start Records shown
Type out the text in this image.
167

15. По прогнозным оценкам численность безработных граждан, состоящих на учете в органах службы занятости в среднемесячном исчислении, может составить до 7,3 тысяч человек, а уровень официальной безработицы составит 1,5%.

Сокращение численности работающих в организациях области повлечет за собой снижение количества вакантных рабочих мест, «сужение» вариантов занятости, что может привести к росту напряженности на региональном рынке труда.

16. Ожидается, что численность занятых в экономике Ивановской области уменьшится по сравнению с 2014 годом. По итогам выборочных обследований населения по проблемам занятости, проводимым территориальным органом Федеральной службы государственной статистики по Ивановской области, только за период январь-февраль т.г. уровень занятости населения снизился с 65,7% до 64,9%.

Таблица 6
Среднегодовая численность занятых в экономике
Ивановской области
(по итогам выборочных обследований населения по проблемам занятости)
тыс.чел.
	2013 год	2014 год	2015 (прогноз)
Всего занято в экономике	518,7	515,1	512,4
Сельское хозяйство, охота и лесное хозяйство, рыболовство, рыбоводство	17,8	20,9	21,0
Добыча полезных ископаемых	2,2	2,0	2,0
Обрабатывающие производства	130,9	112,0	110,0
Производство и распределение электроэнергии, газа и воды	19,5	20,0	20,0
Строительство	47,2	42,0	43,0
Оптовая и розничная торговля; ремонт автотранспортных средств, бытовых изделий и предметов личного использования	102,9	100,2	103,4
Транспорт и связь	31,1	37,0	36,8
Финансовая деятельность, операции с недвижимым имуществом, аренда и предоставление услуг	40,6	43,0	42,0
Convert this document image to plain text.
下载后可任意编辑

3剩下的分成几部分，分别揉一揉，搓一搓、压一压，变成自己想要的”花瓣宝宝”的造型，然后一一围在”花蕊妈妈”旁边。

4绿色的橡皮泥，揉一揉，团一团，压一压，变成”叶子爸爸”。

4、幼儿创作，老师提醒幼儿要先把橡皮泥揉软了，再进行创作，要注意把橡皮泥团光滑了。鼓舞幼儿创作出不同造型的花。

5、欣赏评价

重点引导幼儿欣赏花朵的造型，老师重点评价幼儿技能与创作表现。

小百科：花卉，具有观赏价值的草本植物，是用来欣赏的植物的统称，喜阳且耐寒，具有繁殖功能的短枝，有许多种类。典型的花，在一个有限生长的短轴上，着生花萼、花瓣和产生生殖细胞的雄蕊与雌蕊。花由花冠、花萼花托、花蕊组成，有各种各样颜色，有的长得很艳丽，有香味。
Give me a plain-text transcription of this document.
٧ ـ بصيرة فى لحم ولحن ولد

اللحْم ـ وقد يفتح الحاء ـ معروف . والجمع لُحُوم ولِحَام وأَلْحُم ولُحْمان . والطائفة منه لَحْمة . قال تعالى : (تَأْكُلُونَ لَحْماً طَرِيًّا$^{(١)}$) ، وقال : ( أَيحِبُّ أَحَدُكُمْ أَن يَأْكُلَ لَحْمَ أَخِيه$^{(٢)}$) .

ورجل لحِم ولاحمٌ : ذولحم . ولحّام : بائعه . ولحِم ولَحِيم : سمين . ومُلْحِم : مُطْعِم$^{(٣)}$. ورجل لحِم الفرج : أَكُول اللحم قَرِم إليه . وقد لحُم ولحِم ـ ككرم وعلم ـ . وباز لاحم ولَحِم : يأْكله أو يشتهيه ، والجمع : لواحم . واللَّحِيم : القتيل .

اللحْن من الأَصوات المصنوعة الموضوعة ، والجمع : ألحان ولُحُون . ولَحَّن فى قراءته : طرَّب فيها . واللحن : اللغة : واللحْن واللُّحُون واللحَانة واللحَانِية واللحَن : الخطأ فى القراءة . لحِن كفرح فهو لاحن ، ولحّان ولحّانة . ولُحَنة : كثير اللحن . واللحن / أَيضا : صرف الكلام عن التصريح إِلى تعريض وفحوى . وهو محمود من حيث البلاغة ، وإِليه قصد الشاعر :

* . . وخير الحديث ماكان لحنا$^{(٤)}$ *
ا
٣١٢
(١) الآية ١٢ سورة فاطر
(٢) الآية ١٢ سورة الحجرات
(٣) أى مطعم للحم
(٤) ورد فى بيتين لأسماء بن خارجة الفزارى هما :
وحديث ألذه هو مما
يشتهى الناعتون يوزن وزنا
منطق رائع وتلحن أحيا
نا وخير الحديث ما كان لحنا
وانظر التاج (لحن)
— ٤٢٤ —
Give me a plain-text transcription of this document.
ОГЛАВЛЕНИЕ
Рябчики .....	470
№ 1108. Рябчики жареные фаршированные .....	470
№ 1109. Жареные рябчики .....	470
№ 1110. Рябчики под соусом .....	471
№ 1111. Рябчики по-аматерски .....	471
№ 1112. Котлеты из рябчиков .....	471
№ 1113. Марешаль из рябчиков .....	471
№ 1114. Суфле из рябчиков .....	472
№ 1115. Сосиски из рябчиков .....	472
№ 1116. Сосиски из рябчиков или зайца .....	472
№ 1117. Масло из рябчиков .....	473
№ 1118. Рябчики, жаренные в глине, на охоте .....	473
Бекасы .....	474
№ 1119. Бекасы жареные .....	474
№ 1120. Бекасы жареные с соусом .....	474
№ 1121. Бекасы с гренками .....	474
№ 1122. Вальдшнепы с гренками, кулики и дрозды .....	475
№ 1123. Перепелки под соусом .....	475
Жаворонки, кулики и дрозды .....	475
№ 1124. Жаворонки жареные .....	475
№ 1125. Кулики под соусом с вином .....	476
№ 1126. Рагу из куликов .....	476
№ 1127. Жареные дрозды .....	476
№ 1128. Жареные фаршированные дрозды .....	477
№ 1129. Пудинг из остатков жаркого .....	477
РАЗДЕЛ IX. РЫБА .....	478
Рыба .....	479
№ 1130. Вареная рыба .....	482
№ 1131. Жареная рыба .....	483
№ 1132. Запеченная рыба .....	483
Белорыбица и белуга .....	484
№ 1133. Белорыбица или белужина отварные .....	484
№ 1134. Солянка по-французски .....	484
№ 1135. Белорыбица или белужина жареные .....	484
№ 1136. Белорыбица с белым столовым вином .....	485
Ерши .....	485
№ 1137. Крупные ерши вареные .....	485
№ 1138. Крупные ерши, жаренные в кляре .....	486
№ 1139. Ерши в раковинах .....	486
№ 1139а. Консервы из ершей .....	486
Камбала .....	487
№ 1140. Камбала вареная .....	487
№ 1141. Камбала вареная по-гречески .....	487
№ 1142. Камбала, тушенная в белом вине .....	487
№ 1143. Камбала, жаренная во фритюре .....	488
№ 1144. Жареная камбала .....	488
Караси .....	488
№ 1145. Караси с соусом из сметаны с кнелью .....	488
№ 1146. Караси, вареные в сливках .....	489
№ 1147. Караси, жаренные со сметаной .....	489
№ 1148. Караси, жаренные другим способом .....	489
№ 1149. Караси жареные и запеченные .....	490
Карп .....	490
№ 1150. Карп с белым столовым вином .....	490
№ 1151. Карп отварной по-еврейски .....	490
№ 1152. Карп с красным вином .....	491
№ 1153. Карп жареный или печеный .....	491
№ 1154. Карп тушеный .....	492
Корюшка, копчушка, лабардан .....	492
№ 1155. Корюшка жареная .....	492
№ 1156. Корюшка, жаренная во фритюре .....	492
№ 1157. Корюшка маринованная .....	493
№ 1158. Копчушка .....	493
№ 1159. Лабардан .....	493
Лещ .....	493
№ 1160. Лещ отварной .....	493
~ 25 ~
end Records shown
Tally the lines of the data that hold the string "вином". Answer with the number and nothing more.

:: Result below ::
4